"""

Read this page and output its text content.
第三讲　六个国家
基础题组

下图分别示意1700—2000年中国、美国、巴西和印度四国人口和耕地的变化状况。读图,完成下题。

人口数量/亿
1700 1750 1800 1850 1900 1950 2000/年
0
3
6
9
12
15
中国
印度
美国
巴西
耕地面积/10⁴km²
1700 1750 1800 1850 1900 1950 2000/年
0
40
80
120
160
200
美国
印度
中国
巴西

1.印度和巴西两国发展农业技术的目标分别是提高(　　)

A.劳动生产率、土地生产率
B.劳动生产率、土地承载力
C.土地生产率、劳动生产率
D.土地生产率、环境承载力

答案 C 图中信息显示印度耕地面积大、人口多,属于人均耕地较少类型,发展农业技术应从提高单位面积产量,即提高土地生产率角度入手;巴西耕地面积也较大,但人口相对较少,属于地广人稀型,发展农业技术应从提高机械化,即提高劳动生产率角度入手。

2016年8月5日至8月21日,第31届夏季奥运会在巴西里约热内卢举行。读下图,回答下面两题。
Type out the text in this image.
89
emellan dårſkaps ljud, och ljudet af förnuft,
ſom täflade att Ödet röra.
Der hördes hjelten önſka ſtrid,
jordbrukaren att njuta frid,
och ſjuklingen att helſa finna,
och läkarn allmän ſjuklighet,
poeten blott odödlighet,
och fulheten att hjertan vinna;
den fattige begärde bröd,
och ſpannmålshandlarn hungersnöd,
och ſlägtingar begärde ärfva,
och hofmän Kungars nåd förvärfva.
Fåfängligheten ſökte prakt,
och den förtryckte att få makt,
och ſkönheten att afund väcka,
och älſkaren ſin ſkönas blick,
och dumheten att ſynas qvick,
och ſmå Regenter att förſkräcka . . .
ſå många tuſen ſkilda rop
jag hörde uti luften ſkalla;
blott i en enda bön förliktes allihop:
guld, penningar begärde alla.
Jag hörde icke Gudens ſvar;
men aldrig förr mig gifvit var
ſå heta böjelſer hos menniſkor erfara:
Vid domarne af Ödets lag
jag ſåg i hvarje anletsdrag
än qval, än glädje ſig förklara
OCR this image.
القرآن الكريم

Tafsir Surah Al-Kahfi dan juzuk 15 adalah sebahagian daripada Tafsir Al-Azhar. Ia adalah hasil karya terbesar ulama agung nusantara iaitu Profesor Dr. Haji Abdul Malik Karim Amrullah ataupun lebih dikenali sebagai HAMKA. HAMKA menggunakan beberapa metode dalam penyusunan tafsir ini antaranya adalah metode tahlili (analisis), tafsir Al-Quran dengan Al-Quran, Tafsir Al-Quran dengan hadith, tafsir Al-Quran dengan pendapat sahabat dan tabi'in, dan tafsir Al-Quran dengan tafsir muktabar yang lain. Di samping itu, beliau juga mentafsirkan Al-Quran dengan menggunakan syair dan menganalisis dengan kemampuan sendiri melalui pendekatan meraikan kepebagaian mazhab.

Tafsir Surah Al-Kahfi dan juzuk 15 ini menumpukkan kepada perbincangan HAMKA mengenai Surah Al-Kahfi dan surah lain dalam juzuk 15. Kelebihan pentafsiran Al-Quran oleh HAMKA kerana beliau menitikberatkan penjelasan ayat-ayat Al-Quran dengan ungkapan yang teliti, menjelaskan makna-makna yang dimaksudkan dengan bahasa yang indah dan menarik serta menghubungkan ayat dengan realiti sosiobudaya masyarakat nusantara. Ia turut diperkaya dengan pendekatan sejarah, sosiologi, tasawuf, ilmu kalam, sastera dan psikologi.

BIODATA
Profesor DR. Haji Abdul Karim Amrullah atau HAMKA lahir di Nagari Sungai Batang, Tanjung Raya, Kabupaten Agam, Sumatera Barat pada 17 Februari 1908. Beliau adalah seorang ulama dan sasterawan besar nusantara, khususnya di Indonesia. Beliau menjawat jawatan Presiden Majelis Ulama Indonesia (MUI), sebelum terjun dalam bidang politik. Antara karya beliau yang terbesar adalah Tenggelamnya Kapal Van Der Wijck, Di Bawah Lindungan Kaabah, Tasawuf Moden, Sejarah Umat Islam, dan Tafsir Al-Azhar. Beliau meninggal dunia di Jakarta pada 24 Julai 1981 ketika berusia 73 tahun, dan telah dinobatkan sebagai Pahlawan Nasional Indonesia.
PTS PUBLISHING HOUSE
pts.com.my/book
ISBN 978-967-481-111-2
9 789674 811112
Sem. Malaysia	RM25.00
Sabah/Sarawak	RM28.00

"""

Could you quote the material above in full, exactly as it stands?

[The response]
Read this page and output its text content.
第三讲　六个国家
基础题组

下图分别示意1700—2000年中国、美国、巴西和印度四国人口和耕地的变化状况。读图,完成下题。

人口数量/亿
1700 1750 1800 1850 1900 1950 2000/年
0
3
6
9
12
15
中国
印度
美国
巴西
耕地面积/10⁴km²
1700 1750 1800 1850 1900 1950 2000/年
0
40
80
120
160
200
美国
印度
中国
巴西

1.印度和巴西两国发展农业技术的目标分别是提高(　　)

A.劳动生产率、土地生产率
B.劳动生产率、土地承载力
C.土地生产率、劳动生产率
D.土地生产率、环境承载力

答案 C 图中信息显示印度耕地面积大、人口多,属于人均耕地较少类型,发展农业技术应从提高单位面积产量,即提高土地生产率角度入手;巴西耕地面积也较大,但人口相对较少,属于地广人稀型,发展农业技术应从提高机械化,即提高劳动生产率角度入手。

2016年8月5日至8月21日,第31届夏季奥运会在巴西里约热内卢举行。读下图,回答下面两题。
Type out the text in this image.
89
emellan dårſkaps ljud, och ljudet af förnuft,
ſom täflade att Ödet röra.
Der hördes hjelten önſka ſtrid,
jordbrukaren att njuta frid,
och ſjuklingen att helſa finna,
och läkarn allmän ſjuklighet,
poeten blott odödlighet,
och fulheten att hjertan vinna;
den fattige begärde bröd,
och ſpannmålshandlarn hungersnöd,
och ſlägtingar begärde ärfva,
och hofmän Kungars nåd förvärfva.
Fåfängligheten ſökte prakt,
och den förtryckte att få makt,
och ſkönheten att afund väcka,
och älſkaren ſin ſkönas blick,
och dumheten att ſynas qvick,
och ſmå Regenter att förſkräcka . . .
ſå många tuſen ſkilda rop
jag hörde uti luften ſkalla;
blott i en enda bön förliktes allihop:
guld, penningar begärde alla.
Jag hörde icke Gudens ſvar;
men aldrig förr mig gifvit var
ſå heta böjelſer hos menniſkor erfara:
Vid domarne af Ödets lag
jag ſåg i hvarje anletsdrag
än qval, än glädje ſig förklara
OCR this image.
القرآن الكريم

Tafsir Surah Al-Kahfi dan juzuk 15 adalah sebahagian daripada Tafsir Al-Azhar. Ia adalah hasil karya terbesar ulama agung nusantara iaitu Profesor Dr. Haji Abdul Malik Karim Amrullah ataupun lebih dikenali sebagai HAMKA. HAMKA menggunakan beberapa metode dalam penyusunan tafsir ini antaranya adalah metode tahlili (analisis), tafsir Al-Quran dengan Al-Quran, Tafsir Al-Quran dengan hadith, tafsir Al-Quran dengan pendapat sahabat dan tabi'in, dan tafsir Al-Quran dengan tafsir muktabar yang lain. Di samping itu, beliau juga mentafsirkan Al-Quran dengan menggunakan syair dan menganalisis dengan kemampuan sendiri melalui pendekatan meraikan kepebagaian mazhab.

Tafsir Surah Al-Kahfi dan juzuk 15 ini menumpukkan kepada perbincangan HAMKA mengenai Surah Al-Kahfi dan surah lain dalam juzuk 15. Kelebihan pentafsiran Al-Quran oleh HAMKA kerana beliau menitikberatkan penjelasan ayat-ayat Al-Quran dengan ungkapan yang teliti, menjelaskan makna-makna yang dimaksudkan dengan bahasa yang indah dan menarik serta menghubungkan ayat dengan realiti sosiobudaya masyarakat nusantara. Ia turut diperkaya dengan pendekatan sejarah, sosiologi, tasawuf, ilmu kalam, sastera dan psikologi.

BIODATA
Profesor DR. Haji Abdul Karim Amrullah atau HAMKA lahir di Nagari Sungai Batang, Tanjung Raya, Kabupaten Agam, Sumatera Barat pada 17 Februari 1908. Beliau adalah seorang ulama dan sasterawan besar nusantara, khususnya di Indonesia. Beliau menjawat jawatan Presiden Majelis Ulama Indonesia (MUI), sebelum terjun dalam bidang politik. Antara karya beliau yang terbesar adalah Tenggelamnya Kapal Van Der Wijck, Di Bawah Lindungan Kaabah, Tasawuf Moden, Sejarah Umat Islam, dan Tafsir Al-Azhar. Beliau meninggal dunia di Jakarta pada 24 Julai 1981 ketika berusia 73 tahun, dan telah dinobatkan sebagai Pahlawan Nasional Indonesia.
PTS PUBLISHING HOUSE
pts.com.my/book
ISBN 978-967-481-111-2
9 789674 811112
Sem. Malaysia	RM25.00
Sabah/Sarawak	RM28.00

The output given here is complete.